-- Given instruction --
Reproduce the listing below without any change.

-- Excerpt from a dataset --
----

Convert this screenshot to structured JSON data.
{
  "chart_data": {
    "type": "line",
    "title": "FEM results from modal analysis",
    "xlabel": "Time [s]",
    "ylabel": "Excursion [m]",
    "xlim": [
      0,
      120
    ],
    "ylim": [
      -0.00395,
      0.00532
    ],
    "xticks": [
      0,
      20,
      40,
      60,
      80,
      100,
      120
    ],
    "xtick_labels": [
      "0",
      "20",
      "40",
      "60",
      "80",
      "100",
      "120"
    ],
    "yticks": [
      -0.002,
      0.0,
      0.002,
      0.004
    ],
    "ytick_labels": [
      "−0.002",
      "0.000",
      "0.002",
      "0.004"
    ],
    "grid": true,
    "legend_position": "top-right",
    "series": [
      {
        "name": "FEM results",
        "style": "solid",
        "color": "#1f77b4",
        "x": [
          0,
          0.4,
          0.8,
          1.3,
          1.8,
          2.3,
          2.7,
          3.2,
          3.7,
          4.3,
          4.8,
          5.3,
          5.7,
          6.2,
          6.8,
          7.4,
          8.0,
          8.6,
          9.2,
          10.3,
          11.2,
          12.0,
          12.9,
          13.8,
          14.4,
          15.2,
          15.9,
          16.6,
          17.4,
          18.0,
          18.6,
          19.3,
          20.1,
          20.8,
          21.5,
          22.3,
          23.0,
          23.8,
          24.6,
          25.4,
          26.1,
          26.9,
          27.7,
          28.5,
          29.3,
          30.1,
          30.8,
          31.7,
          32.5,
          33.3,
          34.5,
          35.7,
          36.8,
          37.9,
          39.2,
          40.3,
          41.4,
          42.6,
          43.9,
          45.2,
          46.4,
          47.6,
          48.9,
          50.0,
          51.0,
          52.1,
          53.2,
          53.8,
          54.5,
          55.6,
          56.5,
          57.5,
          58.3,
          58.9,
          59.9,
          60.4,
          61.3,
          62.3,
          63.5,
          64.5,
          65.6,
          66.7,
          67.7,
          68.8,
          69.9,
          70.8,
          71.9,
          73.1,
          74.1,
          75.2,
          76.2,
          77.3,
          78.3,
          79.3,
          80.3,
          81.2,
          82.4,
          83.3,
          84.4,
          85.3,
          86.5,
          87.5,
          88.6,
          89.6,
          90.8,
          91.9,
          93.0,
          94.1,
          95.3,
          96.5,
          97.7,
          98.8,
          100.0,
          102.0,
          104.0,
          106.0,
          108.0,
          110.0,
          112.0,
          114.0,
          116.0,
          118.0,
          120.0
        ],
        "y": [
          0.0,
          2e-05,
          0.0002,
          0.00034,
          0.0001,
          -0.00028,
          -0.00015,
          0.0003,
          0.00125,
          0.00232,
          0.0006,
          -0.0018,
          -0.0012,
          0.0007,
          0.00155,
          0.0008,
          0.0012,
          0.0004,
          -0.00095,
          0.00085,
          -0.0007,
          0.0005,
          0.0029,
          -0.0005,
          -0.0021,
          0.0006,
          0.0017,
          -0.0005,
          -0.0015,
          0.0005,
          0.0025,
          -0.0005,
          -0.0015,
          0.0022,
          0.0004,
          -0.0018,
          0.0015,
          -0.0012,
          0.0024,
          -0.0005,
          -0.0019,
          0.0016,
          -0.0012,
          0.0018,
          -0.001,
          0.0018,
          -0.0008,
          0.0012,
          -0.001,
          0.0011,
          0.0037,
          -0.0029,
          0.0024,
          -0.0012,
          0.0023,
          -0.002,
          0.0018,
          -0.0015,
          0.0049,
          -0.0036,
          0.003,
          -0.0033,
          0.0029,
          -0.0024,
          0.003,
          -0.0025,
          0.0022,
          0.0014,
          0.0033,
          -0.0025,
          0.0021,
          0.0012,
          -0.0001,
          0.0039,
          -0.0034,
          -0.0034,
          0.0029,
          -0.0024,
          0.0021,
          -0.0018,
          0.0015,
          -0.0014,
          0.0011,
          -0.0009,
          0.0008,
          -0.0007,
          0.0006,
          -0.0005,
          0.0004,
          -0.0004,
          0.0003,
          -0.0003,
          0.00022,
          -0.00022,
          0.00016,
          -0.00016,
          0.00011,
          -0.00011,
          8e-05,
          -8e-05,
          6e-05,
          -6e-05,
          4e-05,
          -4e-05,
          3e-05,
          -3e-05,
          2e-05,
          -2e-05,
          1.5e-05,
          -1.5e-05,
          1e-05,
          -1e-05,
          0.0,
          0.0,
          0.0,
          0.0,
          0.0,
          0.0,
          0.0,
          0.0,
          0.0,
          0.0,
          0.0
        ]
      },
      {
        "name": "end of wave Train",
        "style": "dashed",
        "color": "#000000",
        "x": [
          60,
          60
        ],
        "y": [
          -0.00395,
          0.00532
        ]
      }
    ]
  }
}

----

-- Response below --
Convert this screenshot to structured JSON data.
{
  "chart_data": {
    "type": "line",
    "title": "FEM results from modal analysis",
    "xlabel": "Time [s]",
    "ylabel": "Excursion [m]",
    "xlim": [
      0,
      120
    ],
    "ylim": [
      -0.00395,
      0.00532
    ],
    "xticks": [
      0,
      20,
      40,
      60,
      80,
      100,
      120
    ],
    "xtick_labels": [
      "0",
      "20",
      "40",
      "60",
      "80",
      "100",
      "120"
    ],
    "yticks": [
      -0.002,
      0.0,
      0.002,
      0.004
    ],
    "ytick_labels": [
      "−0.002",
      "0.000",
      "0.002",
      "0.004"
    ],
    "grid": true,
    "legend_position": "top-right",
    "series": [
      {
        "name": "FEM results",
        "style": "solid",
        "color": "#1f77b4",
        "x": [
          0,
          0.4,
          0.8,
          1.3,
          1.8,
          2.3,
          2.7,
          3.2,
          3.7,
          4.3,
          4.8,
          5.3,
          5.7,
          6.2,
          6.8,
          7.4,
          8.0,
          8.6,
          9.2,
          10.3,
          11.2,
          12.0,
          12.9,
          13.8,
          14.4,
          15.2,
          15.9,
          16.6,
          17.4,
          18.0,
          18.6,
          19.3,
          20.1,
          20.8,
          21.5,
          22.3,
          23.0,
          23.8,
          24.6,
          25.4,
          26.1,
          26.9,
          27.7,
          28.5,
          29.3,
          30.1,
          30.8,
          31.7,
          32.5,
          33.3,
          34.5,
          35.7,
          36.8,
          37.9,
          39.2,
          40.3,
          41.4,
          42.6,
          43.9,
          45.2,
          46.4,
          47.6,
          48.9,
          50.0,
          51.0,
          52.1,
          53.2,
          53.8,
          54.5,
          55.6,
          56.5,
          57.5,
          58.3,
          58.9,
          59.9,
          60.4,
          61.3,
          62.3,
          63.5,
          64.5,
          65.6,
          66.7,
          67.7,
          68.8,
          69.9,
          70.8,
          71.9,
          73.1,
          74.1,
          75.2,
          76.2,
          77.3,
          78.3,
          79.3,
          80.3,
          81.2,
          82.4,
          83.3,
          84.4,
          85.3,
          86.5,
          87.5,
          88.6,
          89.6,
          90.8,
          91.9,
          93.0,
          94.1,
          95.3,
          96.5,
          97.7,
          98.8,
          100.0,
          102.0,
          104.0,
          106.0,
          108.0,
          110.0,
          112.0,
          114.0,
          116.0,
          118.0,
          120.0
        ],
        "y": [
          0.0,
          2e-05,
          0.0002,
          0.00034,
          0.0001,
          -0.00028,
          -0.00015,
          0.0003,
          0.00125,
          0.00232,
          0.0006,
          -0.0018,
          -0.0012,
          0.0007,
          0.00155,
          0.0008,
          0.0012,
          0.0004,
          -0.00095,
          0.00085,
          -0.0007,
          0.0005,
          0.0029,
          -0.0005,
          -0.0021,
          0.0006,
          0.0017,
          -0.0005,
          -0.0015,
          0.0005,
          0.0025,
          -0.0005,
          -0.0015,
          0.0022,
          0.0004,
          -0.0018,
          0.0015,
          -0.0012,
          0.0024,
          -0.0005,
          -0.0019,
          0.0016,
          -0.0012,
          0.0018,
          -0.001,
          0.0018,
          -0.0008,
          0.0012,
          -0.001,
          0.0011,
          0.0037,
          -0.0029,
          0.0024,
          -0.0012,
          0.0023,
          -0.002,
          0.0018,
          -0.0015,
          0.0049,
          -0.0036,
          0.003,
          -0.0033,
          0.0029,
          -0.0024,
          0.003,
          -0.0025,
          0.0022,
          0.0014,
          0.0033,
          -0.0025,
          0.0021,
          0.0012,
          -0.0001,
          0.0039,
          -0.0034,
          -0.0034,
          0.0029,
          -0.0024,
          0.0021,
          -0.0018,
          0.0015,
          -0.0014,
          0.0011,
          -0.0009,
          0.0008,
          -0.0007,
          0.0006,
          -0.0005,
          0.0004,
          -0.0004,
          0.0003,
          -0.0003,
          0.00022,
          -0.00022,
          0.00016,
          -0.00016,
          0.00011,
          -0.00011,
          8e-05,
          -8e-05,
          6e-05,
          -6e-05,
          4e-05,
          -4e-05,
          3e-05,
          -3e-05,
          2e-05,
          -2e-05,
          1.5e-05,
          -1.5e-05,
          1e-05,
          -1e-05,
          0.0,
          0.0,
          0.0,
          0.0,
          0.0,
          0.0,
          0.0,
          0.0,
          0.0,
          0.0,
          0.0
        ]
      },
      {
        "name": "end of wave Train",
        "style": "dashed",
        "color": "#000000",
        "x": [
          60,
          60
        ],
        "y": [
          -0.00395,
          0.00532
        ]
      }
    ]
  }
}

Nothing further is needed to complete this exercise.